WHAT IS EXPECTED: Show every line in the entries below where the word "Gottes" appears.

________________________________________

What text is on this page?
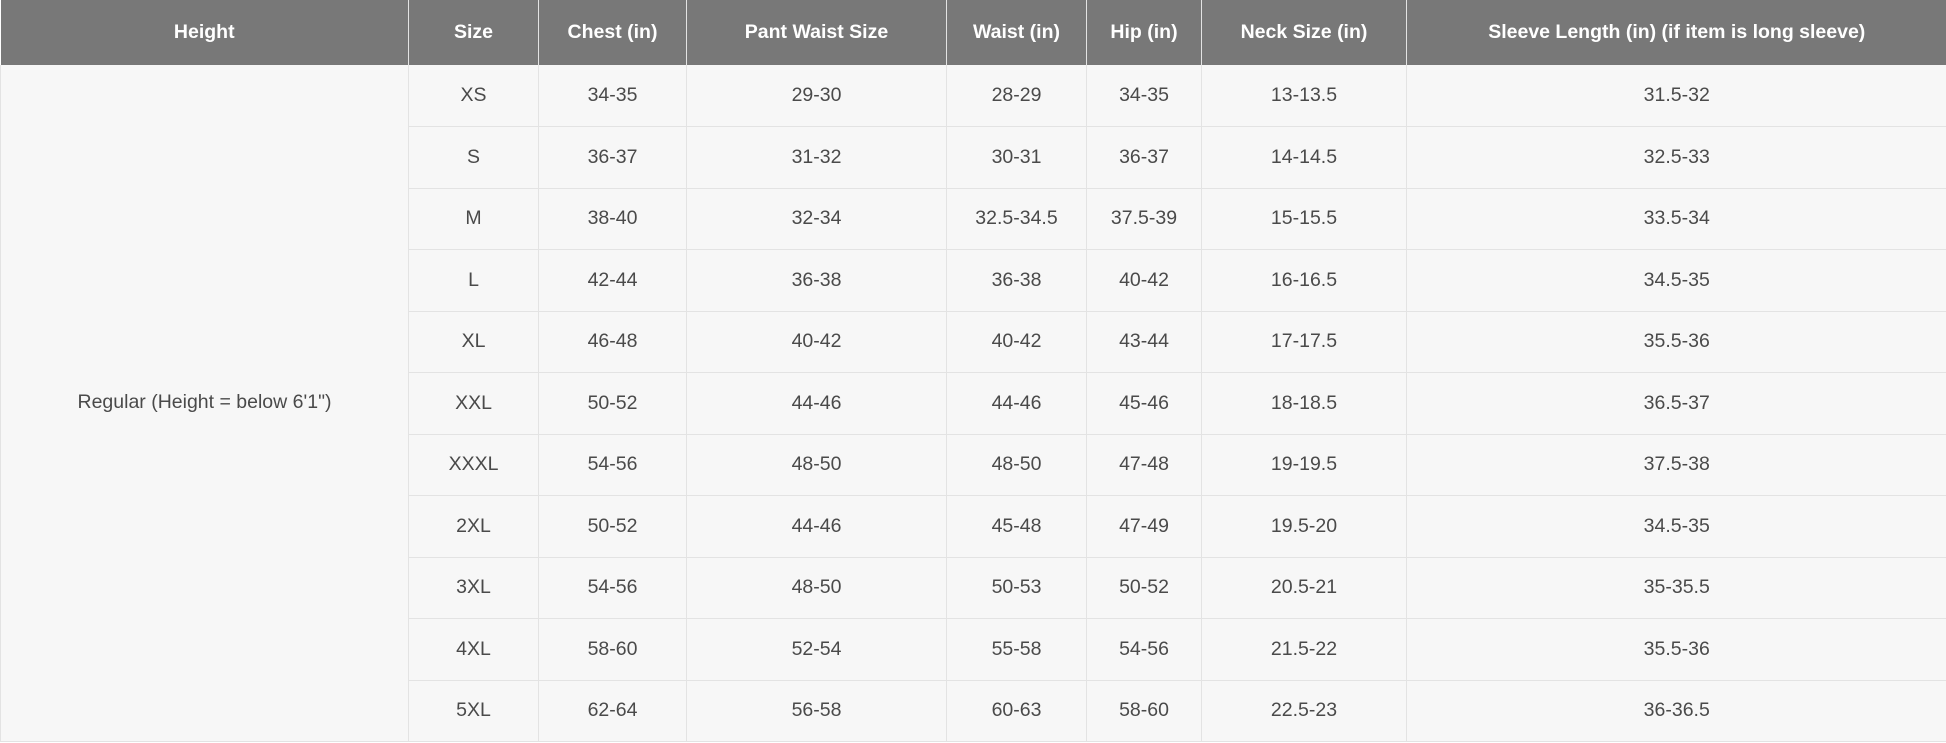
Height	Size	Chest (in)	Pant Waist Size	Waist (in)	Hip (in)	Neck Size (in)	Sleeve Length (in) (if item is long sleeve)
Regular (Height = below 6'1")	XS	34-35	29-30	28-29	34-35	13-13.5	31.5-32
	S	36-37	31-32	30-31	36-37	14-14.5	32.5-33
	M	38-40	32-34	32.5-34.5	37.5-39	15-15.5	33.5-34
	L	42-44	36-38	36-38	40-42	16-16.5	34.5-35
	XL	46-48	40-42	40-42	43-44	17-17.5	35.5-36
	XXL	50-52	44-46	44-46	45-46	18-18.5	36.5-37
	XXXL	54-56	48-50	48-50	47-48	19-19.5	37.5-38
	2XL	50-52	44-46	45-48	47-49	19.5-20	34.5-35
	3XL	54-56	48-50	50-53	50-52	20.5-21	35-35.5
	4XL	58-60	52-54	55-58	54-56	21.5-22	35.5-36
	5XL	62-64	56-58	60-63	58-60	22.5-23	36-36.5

________________________________________

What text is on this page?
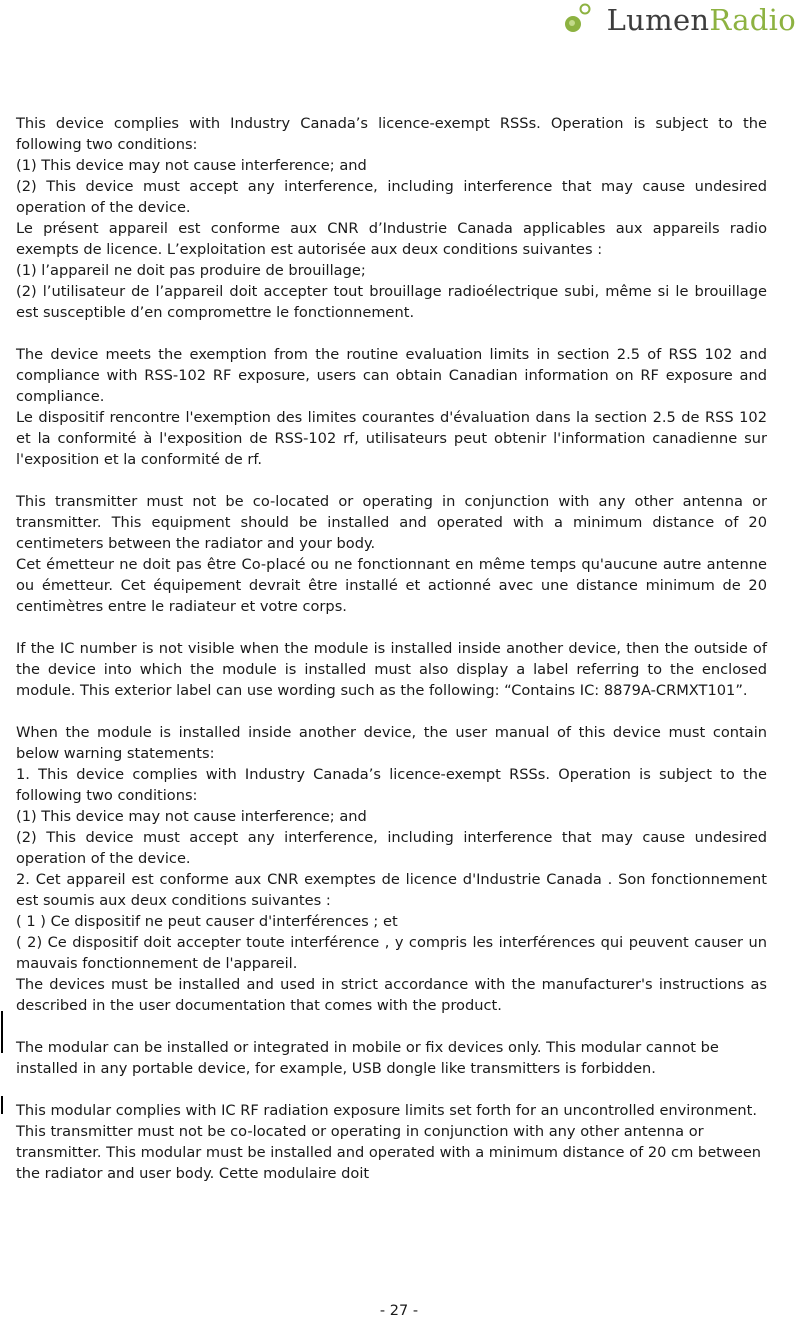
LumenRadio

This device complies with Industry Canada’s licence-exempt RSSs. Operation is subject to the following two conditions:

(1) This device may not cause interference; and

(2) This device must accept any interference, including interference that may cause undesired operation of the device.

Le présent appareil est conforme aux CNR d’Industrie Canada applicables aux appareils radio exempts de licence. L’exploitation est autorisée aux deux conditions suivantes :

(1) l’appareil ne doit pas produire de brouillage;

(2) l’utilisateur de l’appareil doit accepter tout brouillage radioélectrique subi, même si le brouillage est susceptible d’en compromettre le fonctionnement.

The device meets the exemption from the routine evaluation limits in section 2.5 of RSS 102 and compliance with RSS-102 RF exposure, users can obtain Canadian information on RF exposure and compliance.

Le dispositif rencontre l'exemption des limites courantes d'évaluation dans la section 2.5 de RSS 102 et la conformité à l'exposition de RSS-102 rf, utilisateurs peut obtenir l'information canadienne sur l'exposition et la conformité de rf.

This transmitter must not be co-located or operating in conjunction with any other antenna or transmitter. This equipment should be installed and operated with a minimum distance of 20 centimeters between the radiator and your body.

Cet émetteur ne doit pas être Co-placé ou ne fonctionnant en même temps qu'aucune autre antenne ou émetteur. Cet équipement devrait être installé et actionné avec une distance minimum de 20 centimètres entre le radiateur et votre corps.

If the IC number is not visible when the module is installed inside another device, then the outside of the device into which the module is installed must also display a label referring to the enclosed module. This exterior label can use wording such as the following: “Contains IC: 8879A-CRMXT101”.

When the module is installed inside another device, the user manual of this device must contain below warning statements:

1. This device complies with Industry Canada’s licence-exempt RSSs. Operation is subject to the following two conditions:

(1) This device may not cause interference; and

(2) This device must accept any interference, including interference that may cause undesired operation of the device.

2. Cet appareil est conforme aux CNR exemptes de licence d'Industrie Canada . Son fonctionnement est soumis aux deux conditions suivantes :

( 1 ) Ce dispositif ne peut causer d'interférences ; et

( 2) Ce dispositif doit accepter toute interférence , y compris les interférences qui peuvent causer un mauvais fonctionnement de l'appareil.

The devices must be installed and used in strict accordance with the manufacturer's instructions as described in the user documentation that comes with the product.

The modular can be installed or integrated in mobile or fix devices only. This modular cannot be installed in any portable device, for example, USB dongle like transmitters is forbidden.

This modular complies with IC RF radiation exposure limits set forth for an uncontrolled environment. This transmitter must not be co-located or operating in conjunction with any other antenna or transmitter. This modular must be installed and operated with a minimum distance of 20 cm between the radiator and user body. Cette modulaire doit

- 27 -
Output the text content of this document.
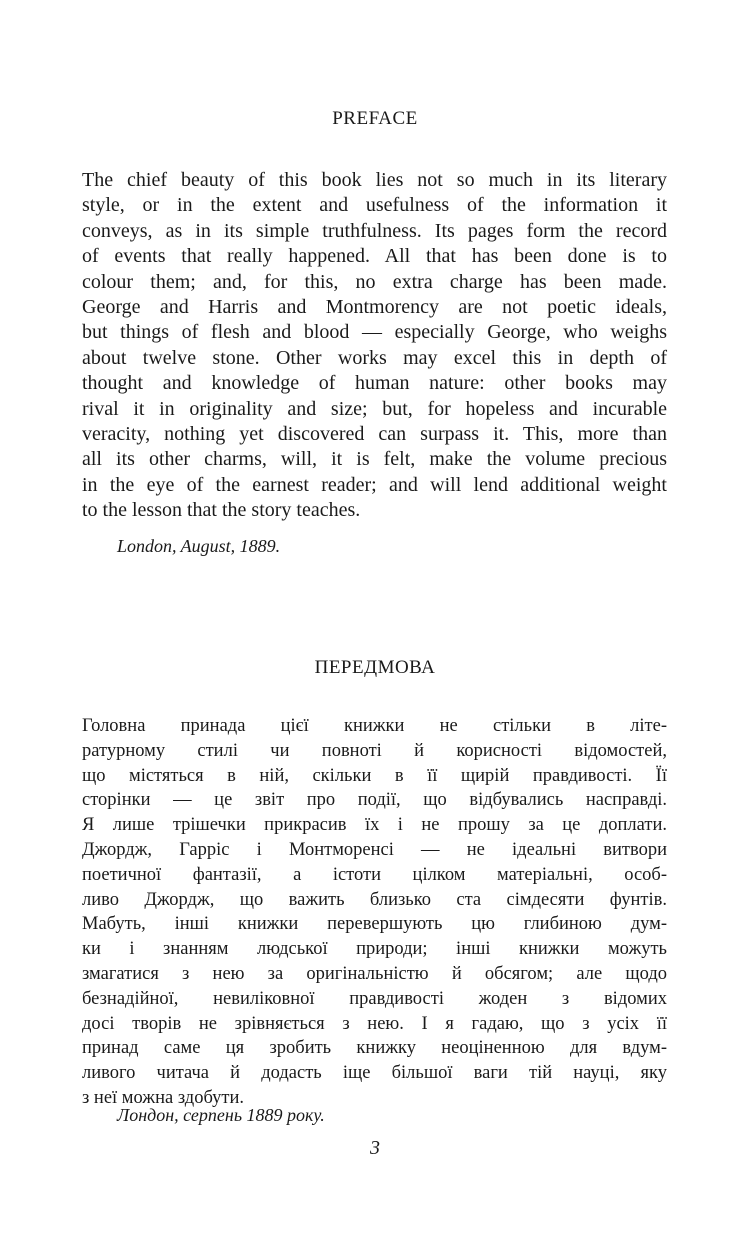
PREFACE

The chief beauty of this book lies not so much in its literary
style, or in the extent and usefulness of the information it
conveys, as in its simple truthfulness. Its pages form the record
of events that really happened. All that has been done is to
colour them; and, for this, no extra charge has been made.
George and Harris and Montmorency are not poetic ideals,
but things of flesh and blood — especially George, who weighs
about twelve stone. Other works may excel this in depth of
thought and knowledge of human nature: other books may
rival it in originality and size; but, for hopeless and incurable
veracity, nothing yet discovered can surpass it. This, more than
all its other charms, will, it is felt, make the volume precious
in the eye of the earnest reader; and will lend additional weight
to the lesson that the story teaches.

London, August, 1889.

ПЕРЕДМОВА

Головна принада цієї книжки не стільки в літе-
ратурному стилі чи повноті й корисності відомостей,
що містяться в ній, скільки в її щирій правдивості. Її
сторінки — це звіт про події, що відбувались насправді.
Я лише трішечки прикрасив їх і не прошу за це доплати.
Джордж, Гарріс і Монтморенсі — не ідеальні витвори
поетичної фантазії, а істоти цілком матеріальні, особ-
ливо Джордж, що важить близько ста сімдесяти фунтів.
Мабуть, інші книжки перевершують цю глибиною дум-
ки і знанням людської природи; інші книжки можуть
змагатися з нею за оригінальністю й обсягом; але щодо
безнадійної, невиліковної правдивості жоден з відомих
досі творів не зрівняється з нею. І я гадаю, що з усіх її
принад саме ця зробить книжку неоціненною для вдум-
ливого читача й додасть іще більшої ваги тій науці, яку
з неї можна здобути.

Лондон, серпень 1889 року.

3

________________________________________

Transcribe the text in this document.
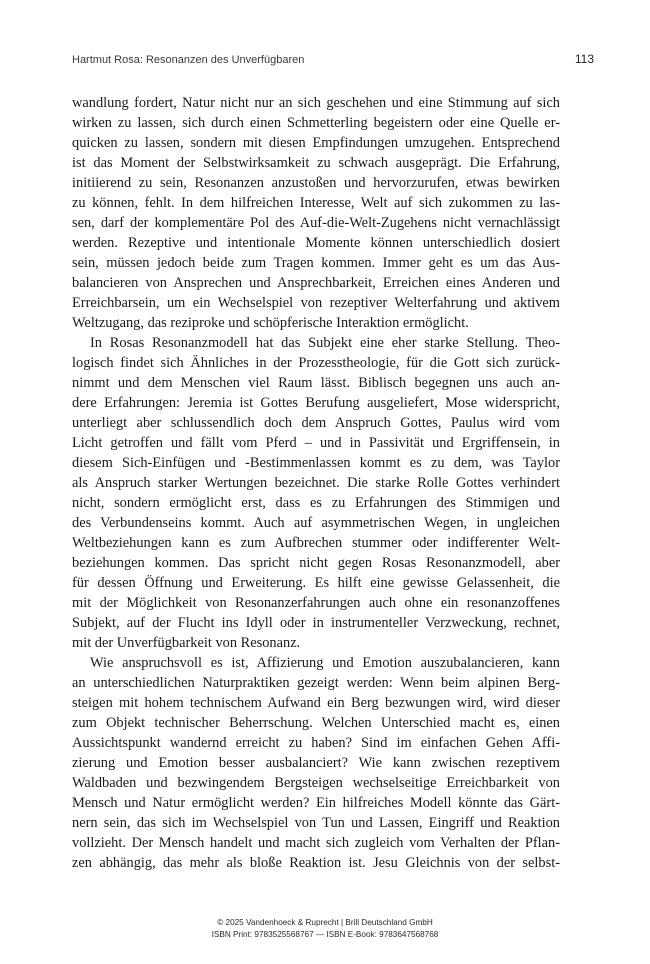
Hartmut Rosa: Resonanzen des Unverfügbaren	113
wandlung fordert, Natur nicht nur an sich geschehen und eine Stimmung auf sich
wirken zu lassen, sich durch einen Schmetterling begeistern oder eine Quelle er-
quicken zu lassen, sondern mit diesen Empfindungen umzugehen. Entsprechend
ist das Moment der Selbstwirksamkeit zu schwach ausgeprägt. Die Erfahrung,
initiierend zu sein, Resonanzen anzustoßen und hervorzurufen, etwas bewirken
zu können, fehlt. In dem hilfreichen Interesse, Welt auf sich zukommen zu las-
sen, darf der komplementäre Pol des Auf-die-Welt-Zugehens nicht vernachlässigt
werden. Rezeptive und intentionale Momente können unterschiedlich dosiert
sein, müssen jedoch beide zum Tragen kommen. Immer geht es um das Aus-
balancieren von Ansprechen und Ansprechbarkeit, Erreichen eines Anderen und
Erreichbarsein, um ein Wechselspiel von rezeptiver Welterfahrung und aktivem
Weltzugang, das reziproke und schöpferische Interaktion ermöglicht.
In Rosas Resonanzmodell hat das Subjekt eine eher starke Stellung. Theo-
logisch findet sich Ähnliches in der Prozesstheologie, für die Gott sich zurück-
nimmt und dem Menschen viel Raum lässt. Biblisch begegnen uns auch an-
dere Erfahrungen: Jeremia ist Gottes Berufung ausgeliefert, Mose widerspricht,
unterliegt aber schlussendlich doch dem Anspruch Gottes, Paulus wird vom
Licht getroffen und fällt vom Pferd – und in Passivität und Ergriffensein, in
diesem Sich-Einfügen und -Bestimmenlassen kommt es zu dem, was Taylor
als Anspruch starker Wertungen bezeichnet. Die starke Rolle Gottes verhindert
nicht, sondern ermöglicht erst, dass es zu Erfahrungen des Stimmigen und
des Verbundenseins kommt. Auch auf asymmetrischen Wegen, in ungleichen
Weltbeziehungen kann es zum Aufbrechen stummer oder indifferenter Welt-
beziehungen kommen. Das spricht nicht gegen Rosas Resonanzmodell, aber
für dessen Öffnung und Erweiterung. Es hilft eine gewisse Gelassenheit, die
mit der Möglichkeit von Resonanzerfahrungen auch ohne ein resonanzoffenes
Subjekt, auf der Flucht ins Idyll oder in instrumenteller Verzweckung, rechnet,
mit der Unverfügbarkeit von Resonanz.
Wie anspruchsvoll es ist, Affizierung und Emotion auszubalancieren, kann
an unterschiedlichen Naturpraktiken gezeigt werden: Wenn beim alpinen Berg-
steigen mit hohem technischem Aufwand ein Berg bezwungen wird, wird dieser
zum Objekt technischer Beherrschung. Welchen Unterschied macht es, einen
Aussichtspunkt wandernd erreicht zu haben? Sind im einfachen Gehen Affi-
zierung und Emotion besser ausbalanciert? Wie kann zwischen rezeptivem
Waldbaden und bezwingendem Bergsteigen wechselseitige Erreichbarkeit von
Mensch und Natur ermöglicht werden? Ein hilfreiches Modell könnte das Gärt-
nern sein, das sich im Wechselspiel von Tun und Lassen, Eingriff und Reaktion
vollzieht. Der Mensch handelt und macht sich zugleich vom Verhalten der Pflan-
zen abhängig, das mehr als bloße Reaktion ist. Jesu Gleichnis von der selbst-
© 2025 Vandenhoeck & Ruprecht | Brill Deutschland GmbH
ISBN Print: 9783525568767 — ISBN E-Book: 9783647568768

________________________________________

EXERCISE RESPONSE:
dere Erfahrungen: Jeremia ist Gottes Berufung ausgeliefert, Mose widerspricht,
unterliegt aber schlussendlich doch dem Anspruch Gottes, Paulus wird vom
als Anspruch starker Wertungen bezeichnet. Die starke Rolle Gottes verhindert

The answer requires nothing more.